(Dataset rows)
────

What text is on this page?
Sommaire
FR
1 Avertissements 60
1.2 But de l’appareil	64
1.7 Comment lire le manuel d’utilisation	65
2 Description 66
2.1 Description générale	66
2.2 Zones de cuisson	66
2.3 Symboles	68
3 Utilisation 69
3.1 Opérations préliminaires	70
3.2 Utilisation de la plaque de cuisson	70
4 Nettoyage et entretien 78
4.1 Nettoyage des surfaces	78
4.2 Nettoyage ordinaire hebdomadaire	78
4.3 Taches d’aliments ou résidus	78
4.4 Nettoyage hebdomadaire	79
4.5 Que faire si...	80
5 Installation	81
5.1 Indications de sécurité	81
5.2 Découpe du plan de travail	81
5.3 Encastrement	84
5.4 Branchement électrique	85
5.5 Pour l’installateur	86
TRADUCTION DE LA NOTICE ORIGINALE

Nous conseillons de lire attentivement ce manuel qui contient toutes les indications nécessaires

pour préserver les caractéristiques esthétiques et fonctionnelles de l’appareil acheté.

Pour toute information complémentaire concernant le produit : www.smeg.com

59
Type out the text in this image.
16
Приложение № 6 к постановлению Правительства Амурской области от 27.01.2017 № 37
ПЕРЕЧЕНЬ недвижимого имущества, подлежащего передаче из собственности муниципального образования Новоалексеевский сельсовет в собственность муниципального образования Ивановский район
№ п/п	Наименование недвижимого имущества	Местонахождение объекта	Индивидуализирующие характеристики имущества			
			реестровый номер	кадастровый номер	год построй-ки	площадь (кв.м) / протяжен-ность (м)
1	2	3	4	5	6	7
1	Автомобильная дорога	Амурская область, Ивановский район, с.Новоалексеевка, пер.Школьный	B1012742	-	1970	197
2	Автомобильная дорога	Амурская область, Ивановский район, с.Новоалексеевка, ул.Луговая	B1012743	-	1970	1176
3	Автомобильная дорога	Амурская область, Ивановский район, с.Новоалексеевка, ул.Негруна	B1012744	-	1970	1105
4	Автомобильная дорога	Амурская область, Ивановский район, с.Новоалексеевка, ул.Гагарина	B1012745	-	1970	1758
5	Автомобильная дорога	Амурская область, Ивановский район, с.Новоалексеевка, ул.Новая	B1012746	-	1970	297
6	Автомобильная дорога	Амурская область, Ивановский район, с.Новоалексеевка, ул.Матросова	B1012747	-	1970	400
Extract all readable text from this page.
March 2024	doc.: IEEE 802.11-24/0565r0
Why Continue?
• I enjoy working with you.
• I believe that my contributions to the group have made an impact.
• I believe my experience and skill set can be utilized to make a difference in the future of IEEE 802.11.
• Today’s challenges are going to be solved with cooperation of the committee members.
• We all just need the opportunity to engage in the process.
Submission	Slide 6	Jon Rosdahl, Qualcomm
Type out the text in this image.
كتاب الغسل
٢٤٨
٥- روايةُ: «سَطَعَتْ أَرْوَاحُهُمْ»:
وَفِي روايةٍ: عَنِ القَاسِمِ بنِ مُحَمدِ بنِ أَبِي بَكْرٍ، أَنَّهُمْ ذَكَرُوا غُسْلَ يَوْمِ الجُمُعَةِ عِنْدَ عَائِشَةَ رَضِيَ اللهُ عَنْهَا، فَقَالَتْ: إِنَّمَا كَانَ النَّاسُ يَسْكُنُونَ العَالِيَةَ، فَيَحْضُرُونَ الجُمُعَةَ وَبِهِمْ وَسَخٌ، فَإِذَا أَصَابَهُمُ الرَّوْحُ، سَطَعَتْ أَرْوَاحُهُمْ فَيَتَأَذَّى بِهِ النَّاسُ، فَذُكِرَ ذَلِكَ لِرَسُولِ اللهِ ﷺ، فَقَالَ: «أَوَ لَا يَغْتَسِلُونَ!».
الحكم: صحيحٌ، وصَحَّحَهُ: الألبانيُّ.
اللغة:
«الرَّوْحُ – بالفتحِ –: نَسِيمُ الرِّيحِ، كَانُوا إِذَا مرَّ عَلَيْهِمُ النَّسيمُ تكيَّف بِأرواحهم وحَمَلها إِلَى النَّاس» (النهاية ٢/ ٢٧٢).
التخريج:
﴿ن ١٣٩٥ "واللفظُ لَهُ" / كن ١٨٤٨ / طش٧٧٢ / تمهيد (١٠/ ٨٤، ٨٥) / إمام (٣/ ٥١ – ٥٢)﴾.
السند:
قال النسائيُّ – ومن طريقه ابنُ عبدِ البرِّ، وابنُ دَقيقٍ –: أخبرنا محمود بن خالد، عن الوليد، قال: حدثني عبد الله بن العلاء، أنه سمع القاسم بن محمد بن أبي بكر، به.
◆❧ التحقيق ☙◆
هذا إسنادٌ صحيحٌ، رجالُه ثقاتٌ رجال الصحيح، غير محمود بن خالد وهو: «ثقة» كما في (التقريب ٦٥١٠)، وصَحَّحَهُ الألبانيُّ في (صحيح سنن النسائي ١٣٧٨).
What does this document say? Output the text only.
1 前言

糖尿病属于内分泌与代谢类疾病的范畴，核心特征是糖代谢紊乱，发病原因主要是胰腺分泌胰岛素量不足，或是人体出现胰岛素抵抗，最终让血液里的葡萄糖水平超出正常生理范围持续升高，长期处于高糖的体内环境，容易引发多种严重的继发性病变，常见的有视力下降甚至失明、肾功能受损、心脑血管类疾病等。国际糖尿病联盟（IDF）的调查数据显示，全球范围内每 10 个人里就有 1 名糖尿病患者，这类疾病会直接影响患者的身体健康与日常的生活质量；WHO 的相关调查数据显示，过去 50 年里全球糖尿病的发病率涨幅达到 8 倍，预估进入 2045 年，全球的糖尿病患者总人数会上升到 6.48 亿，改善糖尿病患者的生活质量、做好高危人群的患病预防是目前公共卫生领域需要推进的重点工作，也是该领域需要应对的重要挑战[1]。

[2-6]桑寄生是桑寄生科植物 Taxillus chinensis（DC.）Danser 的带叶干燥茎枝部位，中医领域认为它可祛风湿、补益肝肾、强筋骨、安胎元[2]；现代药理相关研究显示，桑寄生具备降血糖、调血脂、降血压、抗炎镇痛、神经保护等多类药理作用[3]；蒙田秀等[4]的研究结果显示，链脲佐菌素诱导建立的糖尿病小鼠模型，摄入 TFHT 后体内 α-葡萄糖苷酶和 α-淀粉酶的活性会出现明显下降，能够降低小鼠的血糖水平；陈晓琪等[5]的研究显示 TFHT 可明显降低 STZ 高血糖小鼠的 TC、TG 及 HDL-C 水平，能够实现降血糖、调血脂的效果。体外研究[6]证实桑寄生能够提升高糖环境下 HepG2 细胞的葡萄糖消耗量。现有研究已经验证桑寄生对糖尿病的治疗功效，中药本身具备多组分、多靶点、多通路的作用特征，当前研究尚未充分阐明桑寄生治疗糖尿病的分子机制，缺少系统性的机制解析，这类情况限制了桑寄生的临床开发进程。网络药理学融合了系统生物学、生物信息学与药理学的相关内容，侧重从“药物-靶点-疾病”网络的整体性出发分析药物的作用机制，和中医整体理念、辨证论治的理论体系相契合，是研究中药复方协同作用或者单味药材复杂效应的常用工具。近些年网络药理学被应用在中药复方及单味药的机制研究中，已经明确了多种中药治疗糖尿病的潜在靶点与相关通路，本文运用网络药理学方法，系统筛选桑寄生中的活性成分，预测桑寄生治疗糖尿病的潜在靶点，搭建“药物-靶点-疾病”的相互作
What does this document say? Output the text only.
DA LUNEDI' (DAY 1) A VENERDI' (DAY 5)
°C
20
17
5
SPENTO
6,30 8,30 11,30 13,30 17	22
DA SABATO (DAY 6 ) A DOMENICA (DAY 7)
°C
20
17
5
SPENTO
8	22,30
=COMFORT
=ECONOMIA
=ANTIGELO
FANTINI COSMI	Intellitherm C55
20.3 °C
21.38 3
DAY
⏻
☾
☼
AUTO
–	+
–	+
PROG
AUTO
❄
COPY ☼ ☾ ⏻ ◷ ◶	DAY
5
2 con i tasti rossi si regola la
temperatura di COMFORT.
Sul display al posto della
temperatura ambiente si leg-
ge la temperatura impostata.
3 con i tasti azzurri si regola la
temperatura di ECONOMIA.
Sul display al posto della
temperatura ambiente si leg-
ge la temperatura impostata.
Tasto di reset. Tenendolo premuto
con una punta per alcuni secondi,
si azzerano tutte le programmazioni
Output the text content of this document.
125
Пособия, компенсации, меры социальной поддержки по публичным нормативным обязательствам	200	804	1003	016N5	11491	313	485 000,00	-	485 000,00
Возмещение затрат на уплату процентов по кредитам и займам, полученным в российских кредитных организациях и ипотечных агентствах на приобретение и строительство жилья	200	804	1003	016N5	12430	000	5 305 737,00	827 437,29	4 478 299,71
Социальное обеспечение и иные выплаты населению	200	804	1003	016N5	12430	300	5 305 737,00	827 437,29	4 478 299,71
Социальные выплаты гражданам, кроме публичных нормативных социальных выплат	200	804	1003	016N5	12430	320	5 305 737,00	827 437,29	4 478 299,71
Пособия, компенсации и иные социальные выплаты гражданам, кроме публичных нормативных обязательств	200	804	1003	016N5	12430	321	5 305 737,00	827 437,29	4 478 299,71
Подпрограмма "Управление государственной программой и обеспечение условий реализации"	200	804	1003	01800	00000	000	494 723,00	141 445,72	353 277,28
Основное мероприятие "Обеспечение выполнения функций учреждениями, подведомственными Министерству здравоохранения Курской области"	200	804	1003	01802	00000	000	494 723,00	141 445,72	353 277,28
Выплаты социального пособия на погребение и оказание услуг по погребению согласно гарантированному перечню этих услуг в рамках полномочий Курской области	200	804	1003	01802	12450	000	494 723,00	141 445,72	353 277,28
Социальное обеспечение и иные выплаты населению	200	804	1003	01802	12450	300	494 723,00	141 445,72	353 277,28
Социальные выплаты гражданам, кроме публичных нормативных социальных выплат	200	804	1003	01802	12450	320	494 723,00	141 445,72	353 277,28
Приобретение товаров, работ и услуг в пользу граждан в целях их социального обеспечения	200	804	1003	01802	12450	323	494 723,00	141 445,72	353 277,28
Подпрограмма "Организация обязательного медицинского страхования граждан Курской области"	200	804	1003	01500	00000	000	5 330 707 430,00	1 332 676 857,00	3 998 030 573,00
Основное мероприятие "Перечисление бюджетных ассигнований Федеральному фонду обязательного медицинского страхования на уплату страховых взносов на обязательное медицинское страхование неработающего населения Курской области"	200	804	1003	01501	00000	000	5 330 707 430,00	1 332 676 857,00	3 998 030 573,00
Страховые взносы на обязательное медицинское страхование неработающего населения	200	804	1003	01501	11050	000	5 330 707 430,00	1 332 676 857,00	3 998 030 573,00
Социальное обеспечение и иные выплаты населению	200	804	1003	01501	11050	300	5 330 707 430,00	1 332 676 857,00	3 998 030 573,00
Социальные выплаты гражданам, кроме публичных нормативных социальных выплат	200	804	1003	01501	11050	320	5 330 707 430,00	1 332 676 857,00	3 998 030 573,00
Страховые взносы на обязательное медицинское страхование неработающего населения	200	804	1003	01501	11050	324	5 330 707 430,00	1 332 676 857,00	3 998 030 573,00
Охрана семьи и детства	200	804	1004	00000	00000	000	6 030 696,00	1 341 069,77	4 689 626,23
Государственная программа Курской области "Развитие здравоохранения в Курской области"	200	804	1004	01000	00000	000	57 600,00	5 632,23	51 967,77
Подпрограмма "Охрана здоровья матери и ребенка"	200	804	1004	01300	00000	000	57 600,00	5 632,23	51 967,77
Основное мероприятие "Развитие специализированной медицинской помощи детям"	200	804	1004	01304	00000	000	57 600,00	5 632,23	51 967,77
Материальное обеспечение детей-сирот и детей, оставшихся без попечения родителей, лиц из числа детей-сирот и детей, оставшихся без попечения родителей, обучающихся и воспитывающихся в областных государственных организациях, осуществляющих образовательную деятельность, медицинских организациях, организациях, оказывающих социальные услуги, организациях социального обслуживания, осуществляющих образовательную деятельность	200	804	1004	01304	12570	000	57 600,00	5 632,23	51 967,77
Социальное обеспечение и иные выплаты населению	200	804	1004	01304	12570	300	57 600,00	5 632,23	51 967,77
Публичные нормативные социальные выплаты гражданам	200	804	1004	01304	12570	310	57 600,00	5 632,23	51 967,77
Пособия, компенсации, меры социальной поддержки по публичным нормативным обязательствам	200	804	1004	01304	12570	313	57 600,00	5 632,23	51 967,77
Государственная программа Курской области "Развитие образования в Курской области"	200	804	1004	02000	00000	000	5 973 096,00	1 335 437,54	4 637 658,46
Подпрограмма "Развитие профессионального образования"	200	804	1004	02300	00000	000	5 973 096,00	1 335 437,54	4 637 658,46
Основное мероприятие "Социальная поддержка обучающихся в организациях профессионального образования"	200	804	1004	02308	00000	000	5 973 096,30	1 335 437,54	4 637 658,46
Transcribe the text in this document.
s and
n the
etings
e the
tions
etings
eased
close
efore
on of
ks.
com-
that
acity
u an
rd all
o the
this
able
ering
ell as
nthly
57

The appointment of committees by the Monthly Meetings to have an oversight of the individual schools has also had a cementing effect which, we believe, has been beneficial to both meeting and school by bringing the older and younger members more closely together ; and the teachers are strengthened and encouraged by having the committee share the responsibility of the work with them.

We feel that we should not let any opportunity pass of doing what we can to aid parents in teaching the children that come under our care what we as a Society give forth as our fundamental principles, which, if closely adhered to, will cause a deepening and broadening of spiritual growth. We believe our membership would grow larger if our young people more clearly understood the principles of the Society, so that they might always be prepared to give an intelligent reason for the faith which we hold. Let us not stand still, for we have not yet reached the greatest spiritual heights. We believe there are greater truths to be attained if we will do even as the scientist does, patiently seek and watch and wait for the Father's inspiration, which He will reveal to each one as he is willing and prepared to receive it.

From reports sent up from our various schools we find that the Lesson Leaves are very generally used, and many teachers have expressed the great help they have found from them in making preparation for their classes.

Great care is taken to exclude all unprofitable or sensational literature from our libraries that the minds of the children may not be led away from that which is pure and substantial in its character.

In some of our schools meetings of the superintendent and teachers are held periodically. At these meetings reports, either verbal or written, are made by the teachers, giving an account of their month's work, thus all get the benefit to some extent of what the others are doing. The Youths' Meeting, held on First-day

────

▶ [WHAT TO DO] How many lines in the listing contain "социальной"? Answer with the number alone.

▶ [RIGHT ANSWER] 2